• **YOUR OBJECTIVE**:
Give back all the data exactly, line by line.

# START OF DATASET RECORDS

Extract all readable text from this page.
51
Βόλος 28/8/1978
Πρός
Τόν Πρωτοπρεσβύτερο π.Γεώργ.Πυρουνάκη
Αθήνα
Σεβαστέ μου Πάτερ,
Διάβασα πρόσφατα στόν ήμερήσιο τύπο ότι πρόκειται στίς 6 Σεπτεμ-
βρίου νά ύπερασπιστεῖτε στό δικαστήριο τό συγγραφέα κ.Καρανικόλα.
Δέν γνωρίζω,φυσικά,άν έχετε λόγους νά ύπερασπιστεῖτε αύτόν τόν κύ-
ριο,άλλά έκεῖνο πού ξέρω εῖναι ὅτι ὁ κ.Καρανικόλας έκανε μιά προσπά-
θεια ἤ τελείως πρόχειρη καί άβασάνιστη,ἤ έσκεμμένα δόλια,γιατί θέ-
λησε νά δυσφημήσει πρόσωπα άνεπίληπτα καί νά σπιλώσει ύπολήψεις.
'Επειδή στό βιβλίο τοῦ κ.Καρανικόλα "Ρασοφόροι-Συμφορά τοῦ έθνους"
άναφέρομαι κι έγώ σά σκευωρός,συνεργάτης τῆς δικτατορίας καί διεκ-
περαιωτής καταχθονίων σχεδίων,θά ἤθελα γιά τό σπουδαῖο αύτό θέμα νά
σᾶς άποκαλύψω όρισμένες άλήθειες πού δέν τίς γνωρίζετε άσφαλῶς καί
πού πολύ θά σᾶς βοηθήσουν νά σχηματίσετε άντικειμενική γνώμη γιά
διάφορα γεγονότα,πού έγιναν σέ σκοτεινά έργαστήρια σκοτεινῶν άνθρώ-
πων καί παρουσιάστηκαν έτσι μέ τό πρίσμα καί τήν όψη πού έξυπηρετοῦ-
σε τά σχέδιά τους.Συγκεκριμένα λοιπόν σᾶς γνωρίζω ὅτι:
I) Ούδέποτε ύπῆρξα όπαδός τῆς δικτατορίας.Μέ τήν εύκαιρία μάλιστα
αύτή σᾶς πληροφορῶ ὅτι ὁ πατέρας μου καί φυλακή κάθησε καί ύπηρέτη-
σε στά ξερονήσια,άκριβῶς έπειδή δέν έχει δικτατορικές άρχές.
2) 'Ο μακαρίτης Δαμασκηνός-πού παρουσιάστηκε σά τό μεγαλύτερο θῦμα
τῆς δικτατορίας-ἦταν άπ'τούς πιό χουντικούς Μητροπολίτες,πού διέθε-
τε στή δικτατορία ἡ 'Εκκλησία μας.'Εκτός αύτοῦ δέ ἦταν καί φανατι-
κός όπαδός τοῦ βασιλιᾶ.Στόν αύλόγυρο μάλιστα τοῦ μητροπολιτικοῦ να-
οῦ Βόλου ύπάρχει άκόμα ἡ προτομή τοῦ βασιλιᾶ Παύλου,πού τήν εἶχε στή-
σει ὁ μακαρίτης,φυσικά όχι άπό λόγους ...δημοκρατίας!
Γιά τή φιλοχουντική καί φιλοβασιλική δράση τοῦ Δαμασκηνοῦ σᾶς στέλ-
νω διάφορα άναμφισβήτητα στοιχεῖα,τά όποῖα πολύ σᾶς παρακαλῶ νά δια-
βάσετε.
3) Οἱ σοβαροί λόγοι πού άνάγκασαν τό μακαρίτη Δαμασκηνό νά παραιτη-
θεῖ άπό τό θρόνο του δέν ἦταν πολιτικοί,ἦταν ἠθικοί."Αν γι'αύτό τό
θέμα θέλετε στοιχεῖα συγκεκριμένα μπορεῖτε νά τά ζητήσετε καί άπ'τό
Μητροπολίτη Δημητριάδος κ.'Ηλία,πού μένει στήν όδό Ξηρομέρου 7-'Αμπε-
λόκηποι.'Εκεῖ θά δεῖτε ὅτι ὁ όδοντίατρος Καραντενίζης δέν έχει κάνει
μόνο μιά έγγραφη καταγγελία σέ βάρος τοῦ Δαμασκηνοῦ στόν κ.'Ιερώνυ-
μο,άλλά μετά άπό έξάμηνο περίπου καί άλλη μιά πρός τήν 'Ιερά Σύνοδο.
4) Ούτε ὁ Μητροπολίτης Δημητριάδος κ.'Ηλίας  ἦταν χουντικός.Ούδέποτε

# END OF DATASET RECORDS

• **TASK OUTPUT**:
Extract all readable text from this page.
51
Βόλος 28/8/1978
Πρός
Τόν Πρωτοπρεσβύτερο π.Γεώργ.Πυρουνάκη
Αθήνα
Σεβαστέ μου Πάτερ,
Διάβασα πρόσφατα στόν ήμερήσιο τύπο ότι πρόκειται στίς 6 Σεπτεμ-
βρίου νά ύπερασπιστεῖτε στό δικαστήριο τό συγγραφέα κ.Καρανικόλα.
Δέν γνωρίζω,φυσικά,άν έχετε λόγους νά ύπερασπιστεῖτε αύτόν τόν κύ-
ριο,άλλά έκεῖνο πού ξέρω εῖναι ὅτι ὁ κ.Καρανικόλας έκανε μιά προσπά-
θεια ἤ τελείως πρόχειρη καί άβασάνιστη,ἤ έσκεμμένα δόλια,γιατί θέ-
λησε νά δυσφημήσει πρόσωπα άνεπίληπτα καί νά σπιλώσει ύπολήψεις.
'Επειδή στό βιβλίο τοῦ κ.Καρανικόλα "Ρασοφόροι-Συμφορά τοῦ έθνους"
άναφέρομαι κι έγώ σά σκευωρός,συνεργάτης τῆς δικτατορίας καί διεκ-
περαιωτής καταχθονίων σχεδίων,θά ἤθελα γιά τό σπουδαῖο αύτό θέμα νά
σᾶς άποκαλύψω όρισμένες άλήθειες πού δέν τίς γνωρίζετε άσφαλῶς καί
πού πολύ θά σᾶς βοηθήσουν νά σχηματίσετε άντικειμενική γνώμη γιά
διάφορα γεγονότα,πού έγιναν σέ σκοτεινά έργαστήρια σκοτεινῶν άνθρώ-
πων καί παρουσιάστηκαν έτσι μέ τό πρίσμα καί τήν όψη πού έξυπηρετοῦ-
σε τά σχέδιά τους.Συγκεκριμένα λοιπόν σᾶς γνωρίζω ὅτι:
I) Ούδέποτε ύπῆρξα όπαδός τῆς δικτατορίας.Μέ τήν εύκαιρία μάλιστα
αύτή σᾶς πληροφορῶ ὅτι ὁ πατέρας μου καί φυλακή κάθησε καί ύπηρέτη-
σε στά ξερονήσια,άκριβῶς έπειδή δέν έχει δικτατορικές άρχές.
2) 'Ο μακαρίτης Δαμασκηνός-πού παρουσιάστηκε σά τό μεγαλύτερο θῦμα
τῆς δικτατορίας-ἦταν άπ'τούς πιό χουντικούς Μητροπολίτες,πού διέθε-
τε στή δικτατορία ἡ 'Εκκλησία μας.'Εκτός αύτοῦ δέ ἦταν καί φανατι-
κός όπαδός τοῦ βασιλιᾶ.Στόν αύλόγυρο μάλιστα τοῦ μητροπολιτικοῦ να-
οῦ Βόλου ύπάρχει άκόμα ἡ προτομή τοῦ βασιλιᾶ Παύλου,πού τήν εἶχε στή-
σει ὁ μακαρίτης,φυσικά όχι άπό λόγους ...δημοκρατίας!
Γιά τή φιλοχουντική καί φιλοβασιλική δράση τοῦ Δαμασκηνοῦ σᾶς στέλ-
νω διάφορα άναμφισβήτητα στοιχεῖα,τά όποῖα πολύ σᾶς παρακαλῶ νά δια-
βάσετε.
3) Οἱ σοβαροί λόγοι πού άνάγκασαν τό μακαρίτη Δαμασκηνό νά παραιτη-
θεῖ άπό τό θρόνο του δέν ἦταν πολιτικοί,ἦταν ἠθικοί."Αν γι'αύτό τό
θέμα θέλετε στοιχεῖα συγκεκριμένα μπορεῖτε νά τά ζητήσετε καί άπ'τό
Μητροπολίτη Δημητριάδος κ.'Ηλία,πού μένει στήν όδό Ξηρομέρου 7-'Αμπε-
λόκηποι.'Εκεῖ θά δεῖτε ὅτι ὁ όδοντίατρος Καραντενίζης δέν έχει κάνει
μόνο μιά έγγραφη καταγγελία σέ βάρος τοῦ Δαμασκηνοῦ στόν κ.'Ιερώνυ-
μο,άλλά μετά άπό έξάμηνο περίπου καί άλλη μιά πρός τήν 'Ιερά Σύνοδο.
4) Ούτε ὁ Μητροπολίτης Δημητριάδος κ.'Ηλίας  ἦταν χουντικός.Ούδέποτε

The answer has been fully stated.